= WORK TO COMPLETE =
Pick out each line containing the string "this" and copy it.

[Records that describe figures]
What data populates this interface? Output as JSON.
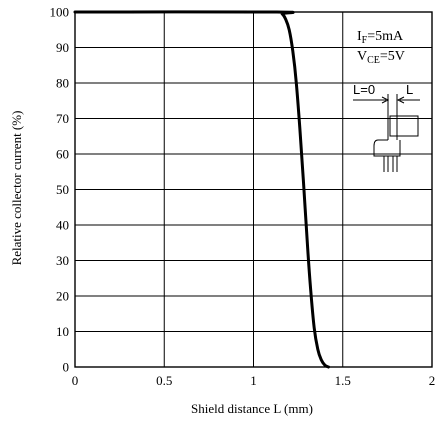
{
  "chart_data": {
    "type": "line",
    "xlabel": "Shield distance L (mm)",
    "ylabel": "Relative collector current (%)",
    "xlim": [
      0,
      2
    ],
    "ylim": [
      0,
      100
    ],
    "x_ticks": [
      "0",
      "0.5",
      "1",
      "1.5",
      "2"
    ],
    "y_ticks": [
      "0",
      "10",
      "20",
      "30",
      "40",
      "50",
      "60",
      "70",
      "80",
      "90",
      "100"
    ],
    "grid": true,
    "series": [
      {
        "x": [
          0,
          1.13,
          1.16,
          1.18,
          1.2,
          1.22,
          1.24,
          1.26,
          1.28,
          1.3,
          1.32,
          1.34,
          1.36,
          1.38,
          1.4,
          1.42
        ],
        "y": [
          100,
          100,
          99.5,
          98,
          95,
          89,
          80,
          67,
          52,
          36,
          22,
          11,
          5,
          2,
          0.5,
          0
        ]
      }
    ],
    "conditions": {
      "if_main": "I",
      "if_sub": "F",
      "if_value": "=5mA",
      "vce_main": "V",
      "vce_sub": "CE",
      "vce_value": "=5V"
    },
    "inset": {
      "label_left": "L=0",
      "label_right": "L"
    }
  }
}
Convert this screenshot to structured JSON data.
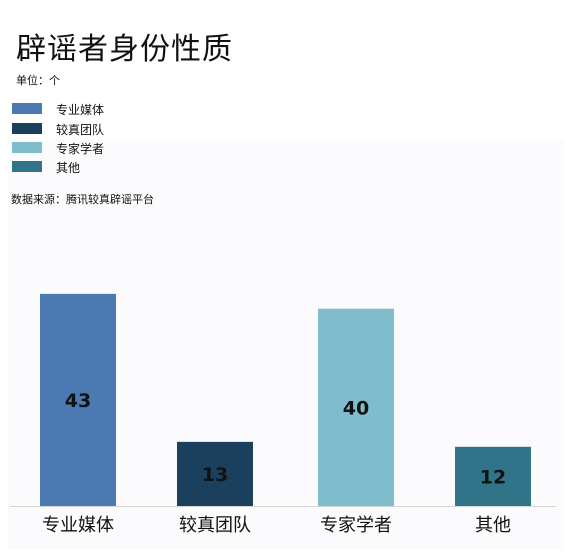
{
  "title": "辟谣者身份性质",
  "unit": "单位：个",
  "source": "数据来源：腾讯较真辟谣平台",
  "legend": [
    {
      "label": "专业媒体",
      "color": "#4a7ab1"
    },
    {
      "label": "较真团队",
      "color": "#1b405e"
    },
    {
      "label": "专家学者",
      "color": "#7fbccc"
    },
    {
      "label": "其他",
      "color": "#31748a"
    }
  ],
  "chart_data": {
    "type": "bar",
    "title": "辟谣者身份性质",
    "categories": [
      "专业媒体",
      "较真团队",
      "专家学者",
      "其他"
    ],
    "values": [
      43,
      13,
      40,
      12
    ],
    "colors": [
      "#4a7ab1",
      "#1b405e",
      "#7fbccc",
      "#31748a"
    ],
    "ylim": [
      0,
      45
    ],
    "grid": false,
    "legend_position": "top-left"
  }
}
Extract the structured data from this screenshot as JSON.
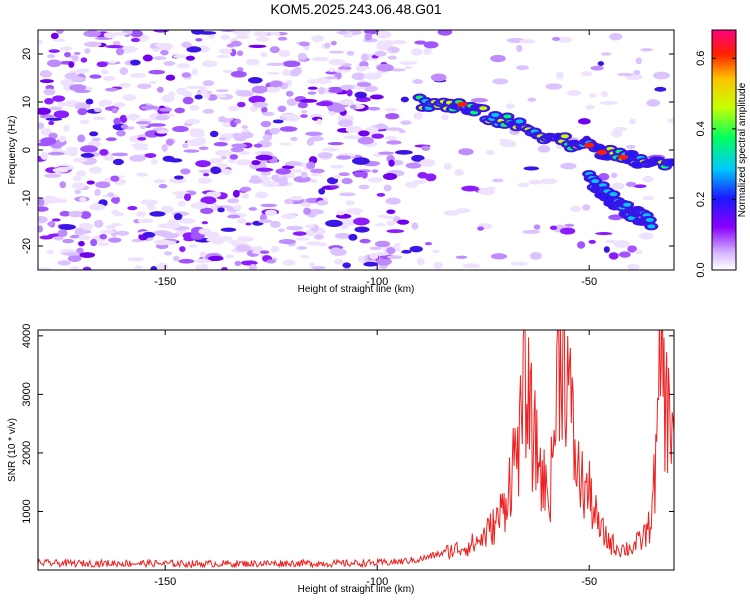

= THE RESULT =
What data populates this interface? Output as JSON.
Convert this screenshot to structured JSON data.
Extract the structured data from this screenshot as JSON.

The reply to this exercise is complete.